[Saved data entries]
·····

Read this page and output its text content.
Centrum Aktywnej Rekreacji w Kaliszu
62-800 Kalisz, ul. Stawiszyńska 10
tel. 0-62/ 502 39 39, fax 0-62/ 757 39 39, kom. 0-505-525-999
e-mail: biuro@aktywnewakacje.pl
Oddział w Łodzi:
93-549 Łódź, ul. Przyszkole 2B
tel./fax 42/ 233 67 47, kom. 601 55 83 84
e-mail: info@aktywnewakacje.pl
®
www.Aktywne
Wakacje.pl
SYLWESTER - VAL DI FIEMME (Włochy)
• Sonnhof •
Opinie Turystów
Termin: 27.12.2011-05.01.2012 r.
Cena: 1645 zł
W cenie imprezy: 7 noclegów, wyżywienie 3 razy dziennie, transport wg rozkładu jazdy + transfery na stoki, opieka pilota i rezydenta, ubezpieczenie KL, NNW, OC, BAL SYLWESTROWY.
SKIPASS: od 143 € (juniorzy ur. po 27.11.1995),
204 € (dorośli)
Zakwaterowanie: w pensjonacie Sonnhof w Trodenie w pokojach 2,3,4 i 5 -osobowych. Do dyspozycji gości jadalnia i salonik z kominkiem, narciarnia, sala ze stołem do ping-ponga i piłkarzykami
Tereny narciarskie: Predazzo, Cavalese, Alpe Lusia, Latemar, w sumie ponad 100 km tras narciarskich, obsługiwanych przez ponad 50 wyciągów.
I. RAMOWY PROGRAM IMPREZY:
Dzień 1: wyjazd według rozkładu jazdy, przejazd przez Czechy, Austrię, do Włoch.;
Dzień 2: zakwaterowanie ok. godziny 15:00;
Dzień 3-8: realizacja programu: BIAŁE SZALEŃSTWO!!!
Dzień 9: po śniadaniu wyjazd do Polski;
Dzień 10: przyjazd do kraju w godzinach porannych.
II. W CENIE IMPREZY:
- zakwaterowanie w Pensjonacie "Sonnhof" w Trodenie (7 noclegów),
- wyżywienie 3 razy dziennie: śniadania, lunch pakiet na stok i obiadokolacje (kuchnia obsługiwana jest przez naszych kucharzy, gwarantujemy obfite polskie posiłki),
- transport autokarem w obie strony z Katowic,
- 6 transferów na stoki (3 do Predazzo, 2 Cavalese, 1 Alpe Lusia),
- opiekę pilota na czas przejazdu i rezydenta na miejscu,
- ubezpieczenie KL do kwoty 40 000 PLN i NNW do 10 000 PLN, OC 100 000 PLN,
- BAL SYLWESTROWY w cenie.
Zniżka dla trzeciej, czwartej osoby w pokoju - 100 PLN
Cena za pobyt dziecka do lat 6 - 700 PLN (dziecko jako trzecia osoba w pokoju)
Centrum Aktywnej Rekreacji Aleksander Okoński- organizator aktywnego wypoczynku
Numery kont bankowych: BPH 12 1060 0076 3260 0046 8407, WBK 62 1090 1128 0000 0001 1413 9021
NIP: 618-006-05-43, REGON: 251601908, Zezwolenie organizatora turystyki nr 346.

·····

Goal ▸ Every entry should be printed again exactly as written.

Task answer ▸
Read this page and output its text content.
Centrum Aktywnej Rekreacji w Kaliszu
62-800 Kalisz, ul. Stawiszyńska 10
tel. 0-62/ 502 39 39, fax 0-62/ 757 39 39, kom. 0-505-525-999
e-mail: biuro@aktywnewakacje.pl
Oddział w Łodzi:
93-549 Łódź, ul. Przyszkole 2B
tel./fax 42/ 233 67 47, kom. 601 55 83 84
e-mail: info@aktywnewakacje.pl
®
www.Aktywne
Wakacje.pl
SYLWESTER - VAL DI FIEMME (Włochy)
• Sonnhof •
Opinie Turystów
Termin: 27.12.2011-05.01.2012 r.
Cena: 1645 zł
W cenie imprezy: 7 noclegów, wyżywienie 3 razy dziennie, transport wg rozkładu jazdy + transfery na stoki, opieka pilota i rezydenta, ubezpieczenie KL, NNW, OC, BAL SYLWESTROWY.
SKIPASS: od 143 € (juniorzy ur. po 27.11.1995),
204 € (dorośli)
Zakwaterowanie: w pensjonacie Sonnhof w Trodenie w pokojach 2,3,4 i 5 -osobowych. Do dyspozycji gości jadalnia i salonik z kominkiem, narciarnia, sala ze stołem do ping-ponga i piłkarzykami
Tereny narciarskie: Predazzo, Cavalese, Alpe Lusia, Latemar, w sumie ponad 100 km tras narciarskich, obsługiwanych przez ponad 50 wyciągów.
I. RAMOWY PROGRAM IMPREZY:
Dzień 1: wyjazd według rozkładu jazdy, przejazd przez Czechy, Austrię, do Włoch.;
Dzień 2: zakwaterowanie ok. godziny 15:00;
Dzień 3-8: realizacja programu: BIAŁE SZALEŃSTWO!!!
Dzień 9: po śniadaniu wyjazd do Polski;
Dzień 10: przyjazd do kraju w godzinach porannych.
II. W CENIE IMPREZY:
- zakwaterowanie w Pensjonacie "Sonnhof" w Trodenie (7 noclegów),
- wyżywienie 3 razy dziennie: śniadania, lunch pakiet na stok i obiadokolacje (kuchnia obsługiwana jest przez naszych kucharzy, gwarantujemy obfite polskie posiłki),
- transport autokarem w obie strony z Katowic,
- 6 transferów na stoki (3 do Predazzo, 2 Cavalese, 1 Alpe Lusia),
- opiekę pilota na czas przejazdu i rezydenta na miejscu,
- ubezpieczenie KL do kwoty 40 000 PLN i NNW do 10 000 PLN, OC 100 000 PLN,
- BAL SYLWESTROWY w cenie.
Zniżka dla trzeciej, czwartej osoby w pokoju - 100 PLN
Cena za pobyt dziecka do lat 6 - 700 PLN (dziecko jako trzecia osoba w pokoju)
Centrum Aktywnej Rekreacji Aleksander Okoński- organizator aktywnego wypoczynku
Numery kont bankowych: BPH 12 1060 0076 3260 0046 8407, WBK 62 1090 1128 0000 0001 1413 9021
NIP: 618-006-05-43, REGON: 251601908, Zezwolenie organizatora turystyki nr 346.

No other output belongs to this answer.